*Task description*
Count the lines containing "does" in the entries underneath, and state that count without anything else.

Collection entries:
* begin *

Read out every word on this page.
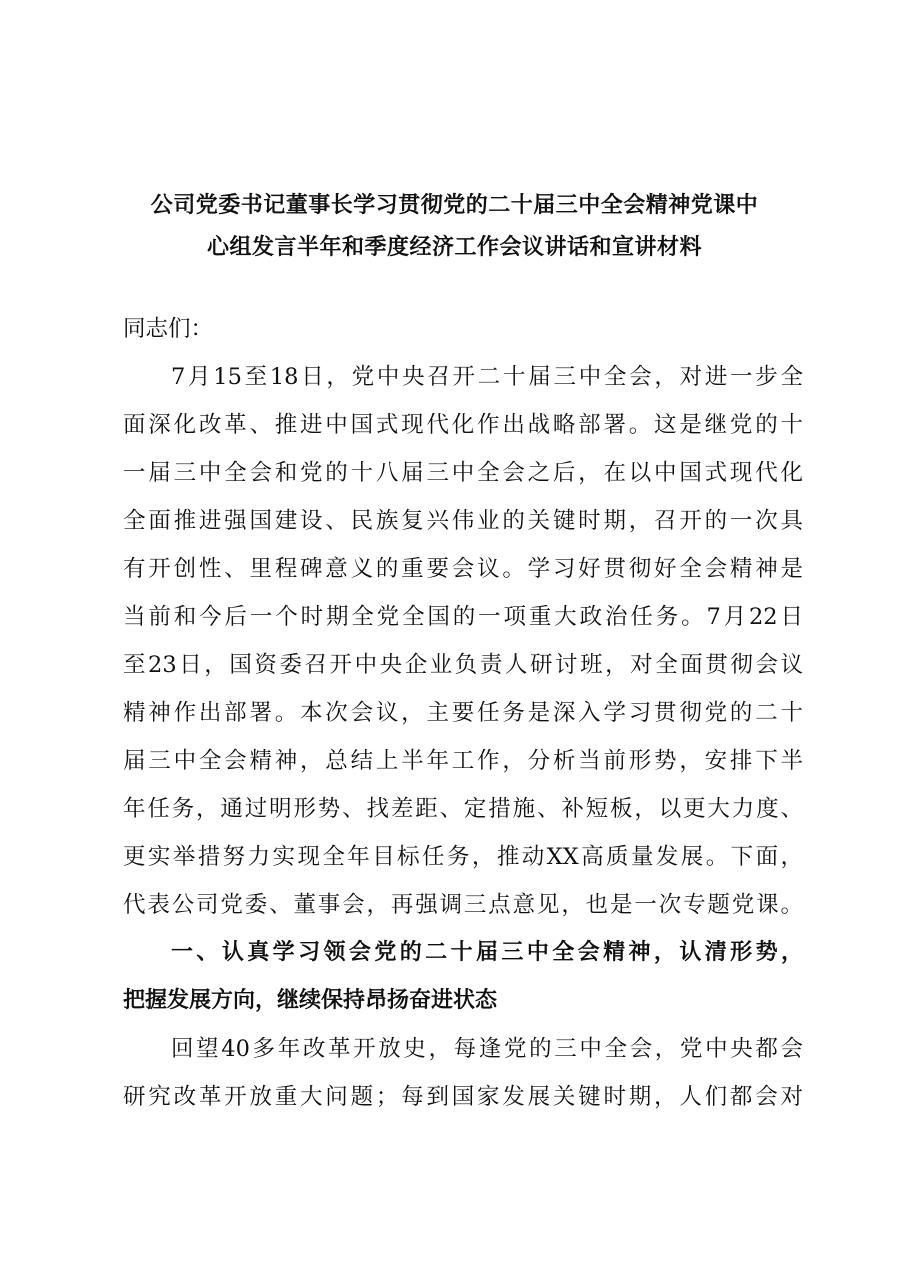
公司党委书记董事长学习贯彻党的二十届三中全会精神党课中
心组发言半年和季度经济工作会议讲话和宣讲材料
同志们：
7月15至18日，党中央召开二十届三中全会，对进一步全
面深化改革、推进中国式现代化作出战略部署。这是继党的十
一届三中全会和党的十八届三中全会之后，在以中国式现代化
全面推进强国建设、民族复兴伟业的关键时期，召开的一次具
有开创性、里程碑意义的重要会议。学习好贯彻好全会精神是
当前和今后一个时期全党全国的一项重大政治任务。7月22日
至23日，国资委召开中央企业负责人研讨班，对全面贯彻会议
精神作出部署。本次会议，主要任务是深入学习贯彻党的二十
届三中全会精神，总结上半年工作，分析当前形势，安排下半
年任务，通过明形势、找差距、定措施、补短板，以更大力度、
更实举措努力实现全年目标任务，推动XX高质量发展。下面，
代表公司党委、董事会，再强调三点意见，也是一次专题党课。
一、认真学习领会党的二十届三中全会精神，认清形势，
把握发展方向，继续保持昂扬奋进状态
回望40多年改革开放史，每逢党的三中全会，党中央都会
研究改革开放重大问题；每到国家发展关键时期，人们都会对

* end *
* begin *

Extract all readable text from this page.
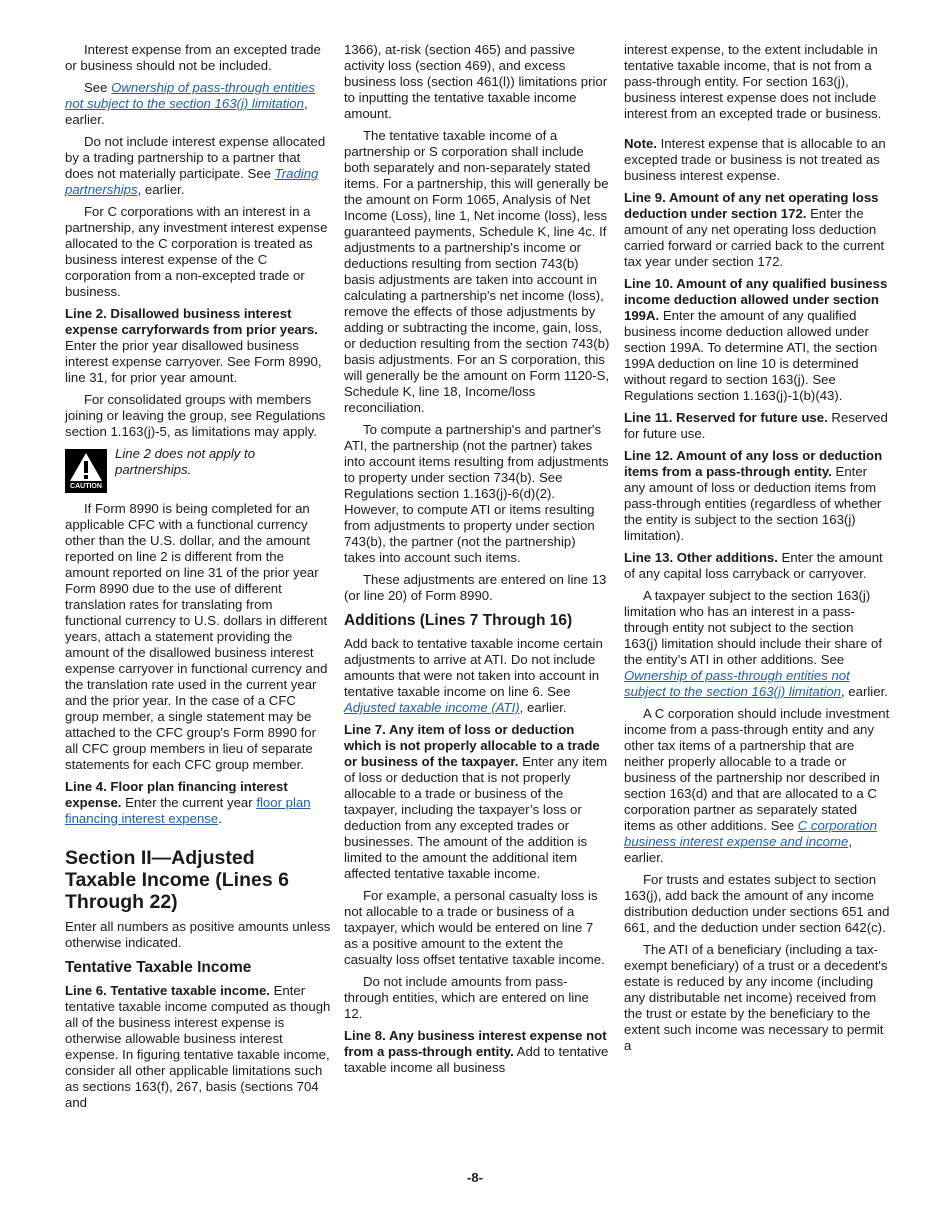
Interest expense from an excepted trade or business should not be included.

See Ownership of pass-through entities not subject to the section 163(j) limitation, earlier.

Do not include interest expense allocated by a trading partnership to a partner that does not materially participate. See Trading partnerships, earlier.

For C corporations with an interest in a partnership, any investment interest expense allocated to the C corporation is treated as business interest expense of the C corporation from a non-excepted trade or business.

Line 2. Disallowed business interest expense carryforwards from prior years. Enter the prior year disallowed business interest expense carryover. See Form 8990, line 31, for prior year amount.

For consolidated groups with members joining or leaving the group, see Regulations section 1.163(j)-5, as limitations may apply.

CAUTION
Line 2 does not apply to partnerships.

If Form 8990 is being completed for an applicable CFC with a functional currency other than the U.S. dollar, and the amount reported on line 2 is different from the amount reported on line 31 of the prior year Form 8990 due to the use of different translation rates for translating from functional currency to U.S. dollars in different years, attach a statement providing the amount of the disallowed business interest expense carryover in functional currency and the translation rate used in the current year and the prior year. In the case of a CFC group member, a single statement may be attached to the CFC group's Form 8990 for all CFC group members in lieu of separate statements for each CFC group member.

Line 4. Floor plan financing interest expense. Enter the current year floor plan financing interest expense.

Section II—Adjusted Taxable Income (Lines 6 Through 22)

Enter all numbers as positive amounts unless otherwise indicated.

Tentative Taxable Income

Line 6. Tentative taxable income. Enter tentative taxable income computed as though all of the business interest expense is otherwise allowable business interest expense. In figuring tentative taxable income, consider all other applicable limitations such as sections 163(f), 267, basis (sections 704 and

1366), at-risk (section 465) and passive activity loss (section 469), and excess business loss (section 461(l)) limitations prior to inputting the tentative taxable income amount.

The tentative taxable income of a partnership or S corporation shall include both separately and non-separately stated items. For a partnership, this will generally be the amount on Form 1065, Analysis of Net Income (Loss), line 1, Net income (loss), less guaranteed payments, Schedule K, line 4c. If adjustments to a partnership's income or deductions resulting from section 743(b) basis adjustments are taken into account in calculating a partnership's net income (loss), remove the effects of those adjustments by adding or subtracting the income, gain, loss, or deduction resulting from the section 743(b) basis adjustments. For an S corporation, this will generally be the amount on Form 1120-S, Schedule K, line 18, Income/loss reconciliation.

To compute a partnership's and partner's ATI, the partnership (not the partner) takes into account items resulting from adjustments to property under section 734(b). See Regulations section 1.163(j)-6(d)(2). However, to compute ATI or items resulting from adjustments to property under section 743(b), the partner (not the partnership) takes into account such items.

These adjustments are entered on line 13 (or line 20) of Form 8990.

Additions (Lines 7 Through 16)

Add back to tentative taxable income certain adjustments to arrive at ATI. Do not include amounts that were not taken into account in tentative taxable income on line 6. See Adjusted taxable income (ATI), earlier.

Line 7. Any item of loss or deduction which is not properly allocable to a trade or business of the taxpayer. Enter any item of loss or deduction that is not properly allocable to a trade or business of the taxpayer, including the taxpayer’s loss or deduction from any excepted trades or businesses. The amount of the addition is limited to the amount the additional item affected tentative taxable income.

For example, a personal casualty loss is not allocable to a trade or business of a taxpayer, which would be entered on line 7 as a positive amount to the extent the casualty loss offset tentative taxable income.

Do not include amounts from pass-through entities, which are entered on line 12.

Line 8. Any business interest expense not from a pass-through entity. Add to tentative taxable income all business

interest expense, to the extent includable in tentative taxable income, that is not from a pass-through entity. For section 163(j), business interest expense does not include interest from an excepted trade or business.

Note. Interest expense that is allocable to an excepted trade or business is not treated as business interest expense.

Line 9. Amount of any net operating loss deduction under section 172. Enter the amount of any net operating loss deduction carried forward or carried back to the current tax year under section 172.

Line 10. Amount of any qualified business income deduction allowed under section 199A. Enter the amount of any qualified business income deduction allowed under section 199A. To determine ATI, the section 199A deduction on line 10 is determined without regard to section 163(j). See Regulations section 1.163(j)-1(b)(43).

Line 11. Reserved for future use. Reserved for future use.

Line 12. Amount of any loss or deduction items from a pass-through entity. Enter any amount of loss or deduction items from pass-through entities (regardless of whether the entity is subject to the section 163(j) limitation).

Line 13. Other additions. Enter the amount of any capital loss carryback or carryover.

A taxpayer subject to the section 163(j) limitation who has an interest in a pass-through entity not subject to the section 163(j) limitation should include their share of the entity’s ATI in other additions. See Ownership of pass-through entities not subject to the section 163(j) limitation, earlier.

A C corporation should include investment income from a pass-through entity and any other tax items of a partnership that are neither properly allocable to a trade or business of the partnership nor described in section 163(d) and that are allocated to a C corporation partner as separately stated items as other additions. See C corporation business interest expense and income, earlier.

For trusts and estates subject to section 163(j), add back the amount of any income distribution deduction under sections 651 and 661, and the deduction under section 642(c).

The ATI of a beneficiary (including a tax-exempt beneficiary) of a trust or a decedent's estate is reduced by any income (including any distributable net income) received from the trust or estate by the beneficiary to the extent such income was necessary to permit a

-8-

* end *

*Finished answer*
3